> [Source extract]:
☆ ☆ ☆ ☆ ☆ ☆ ☆

Religious patron in Derbyshire, UK (bap. 1624, d. 1671)

Katherine Gell or Catherine Gell born Katherine Packer (1624–1671) was a religious patron living in Hopton Hall in Hopton, Derbyshire

==Life==
She was baptised in 1624 at Westminster Abbey. She was one of the eight children of Philippa (born Mills) and John Packer (1572–1649), administrator and politician. Her family were religious and her father could recite books from memory including the New Testament. He used to fund clergy to visit distant places in Britain to evangelise and read the scripture. She was well educated by her father who was a parliamentarian during the civil war.

She was married to the eldest son of Parliament's Derbyshire commander Sir John Gell of Hopton Hall. Her husband would, in time, become Sir John Gell, 2nd Baronet. Together, they were the parents of four sons and three daughters of whom six survived infancy. Their first child Katherine was baptised in Westminster Abbey in 1645. In the following year her father-in-law gave Hopton Hall to her and her husband. She would live at the hall until her death.

Their children included:
- Katherine Gell (1645- ), who married William Eyre of Holme Hall and Highlow Hall, Derbyshire.
- Sir Philip Gell, 3rd Baronet (1651–1719), who married Elizabeth Fagg in 1678.

In July 1655 she contacted the non-conformist Richard Baxter for spiritual advice after reading his book The Saints’ Everlasting Rest. The correspondence between them is extant and it gives an insight into her life. Gell was criticised by her family for sending letters to a lowly clergyman as they thought a woman with her rank should only send letters to a bishop.

Her husband was succeeded in the baronetcy by their son Philip.

==Death and legacy==
She died in 1671. On the 400th anninversary of Richard Baxter's birth an exhibition of their letters was made. The letters are also the basis of a book of Baxter's letters which was in preparation.

The baronetcy became extinct upon his death in 1719.

☆ ☆ ☆ ☆ ☆ ☆ ☆

> [Stored data entries]:
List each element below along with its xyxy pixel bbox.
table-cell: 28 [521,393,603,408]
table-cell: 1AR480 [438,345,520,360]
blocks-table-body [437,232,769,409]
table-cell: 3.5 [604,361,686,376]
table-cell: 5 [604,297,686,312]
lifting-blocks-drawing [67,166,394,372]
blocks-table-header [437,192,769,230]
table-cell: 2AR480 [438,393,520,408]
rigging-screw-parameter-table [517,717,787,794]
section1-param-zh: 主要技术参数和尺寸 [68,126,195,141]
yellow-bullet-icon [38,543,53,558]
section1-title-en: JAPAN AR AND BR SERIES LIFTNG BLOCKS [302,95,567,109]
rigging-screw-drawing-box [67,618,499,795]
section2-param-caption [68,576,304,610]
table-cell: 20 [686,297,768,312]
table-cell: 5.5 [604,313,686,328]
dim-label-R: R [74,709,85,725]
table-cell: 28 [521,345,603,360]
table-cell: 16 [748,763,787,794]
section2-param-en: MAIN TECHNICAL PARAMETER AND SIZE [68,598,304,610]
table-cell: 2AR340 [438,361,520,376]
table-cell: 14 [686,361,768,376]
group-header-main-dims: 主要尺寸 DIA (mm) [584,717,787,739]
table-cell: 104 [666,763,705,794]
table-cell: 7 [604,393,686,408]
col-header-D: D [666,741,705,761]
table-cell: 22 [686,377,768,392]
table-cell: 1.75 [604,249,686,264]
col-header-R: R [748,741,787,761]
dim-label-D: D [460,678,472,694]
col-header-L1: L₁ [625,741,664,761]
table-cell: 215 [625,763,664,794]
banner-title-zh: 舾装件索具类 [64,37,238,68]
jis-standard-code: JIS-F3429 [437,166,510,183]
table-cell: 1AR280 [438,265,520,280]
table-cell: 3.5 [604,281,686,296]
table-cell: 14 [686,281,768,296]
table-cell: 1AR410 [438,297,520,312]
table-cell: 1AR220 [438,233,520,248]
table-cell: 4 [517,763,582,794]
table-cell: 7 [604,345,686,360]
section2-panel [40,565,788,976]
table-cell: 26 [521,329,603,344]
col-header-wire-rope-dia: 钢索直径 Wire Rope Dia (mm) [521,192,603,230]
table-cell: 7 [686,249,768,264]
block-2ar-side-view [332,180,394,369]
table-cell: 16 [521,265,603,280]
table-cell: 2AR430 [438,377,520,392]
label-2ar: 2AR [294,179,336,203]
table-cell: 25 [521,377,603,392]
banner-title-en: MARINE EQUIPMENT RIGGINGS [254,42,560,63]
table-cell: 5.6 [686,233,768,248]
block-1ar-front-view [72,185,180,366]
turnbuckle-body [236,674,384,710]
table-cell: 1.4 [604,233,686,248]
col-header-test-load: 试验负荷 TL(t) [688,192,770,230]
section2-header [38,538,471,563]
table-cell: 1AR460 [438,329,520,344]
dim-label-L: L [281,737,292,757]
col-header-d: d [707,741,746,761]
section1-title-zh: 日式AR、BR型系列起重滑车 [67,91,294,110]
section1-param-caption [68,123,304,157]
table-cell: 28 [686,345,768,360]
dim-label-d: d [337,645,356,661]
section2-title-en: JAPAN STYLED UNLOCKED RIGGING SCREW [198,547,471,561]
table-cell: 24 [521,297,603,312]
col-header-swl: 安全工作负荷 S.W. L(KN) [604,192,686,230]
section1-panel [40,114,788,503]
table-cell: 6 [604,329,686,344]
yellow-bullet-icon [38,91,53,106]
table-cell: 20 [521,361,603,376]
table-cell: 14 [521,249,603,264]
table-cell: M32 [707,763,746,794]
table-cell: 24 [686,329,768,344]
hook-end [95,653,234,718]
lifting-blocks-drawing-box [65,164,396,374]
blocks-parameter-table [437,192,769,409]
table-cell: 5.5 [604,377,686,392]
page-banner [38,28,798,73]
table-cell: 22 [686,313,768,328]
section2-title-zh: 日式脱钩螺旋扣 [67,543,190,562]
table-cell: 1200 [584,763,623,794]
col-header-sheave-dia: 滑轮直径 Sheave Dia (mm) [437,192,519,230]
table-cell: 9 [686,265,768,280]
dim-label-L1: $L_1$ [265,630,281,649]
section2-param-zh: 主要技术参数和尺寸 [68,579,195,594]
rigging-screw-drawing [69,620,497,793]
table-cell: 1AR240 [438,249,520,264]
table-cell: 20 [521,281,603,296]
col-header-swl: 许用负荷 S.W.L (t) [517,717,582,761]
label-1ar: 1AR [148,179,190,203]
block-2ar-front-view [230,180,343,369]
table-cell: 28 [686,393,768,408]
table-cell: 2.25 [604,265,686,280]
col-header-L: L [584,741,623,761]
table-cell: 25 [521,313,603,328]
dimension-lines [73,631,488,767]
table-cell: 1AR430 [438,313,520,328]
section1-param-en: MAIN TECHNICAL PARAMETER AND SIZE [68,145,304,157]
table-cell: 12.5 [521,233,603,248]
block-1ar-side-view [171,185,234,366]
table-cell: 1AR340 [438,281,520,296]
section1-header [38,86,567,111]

☆ ☆ ☆ ☆ ☆ ☆ ☆

> [Activity]: Repeat word for word the passage of the article on Katherine Gell that begins with "Religious patron in" and ends after "the civil war.". The stored data entries are not required for this work.

> [Solved problem]:
Religious patron in Derbyshire, UK (bap. 1624, d. 1671)

Katherine Gell or Catherine Gell born Katherine Packer (1624–1671) was a religious patron living in Hopton Hall in Hopton, Derbyshire

==Life==
She was baptised in 1624 at Westminster Abbey. She was one of the eight children of Philippa (born Mills) and John Packer (1572–1649), administrator and politician. Her family were religious and her father could recite books from memory including the New Testament. He used to fund clergy to visit distant places in Britain to evangelise and read the scripture. She was well educated by her father who was a parliamentarian during the civil war.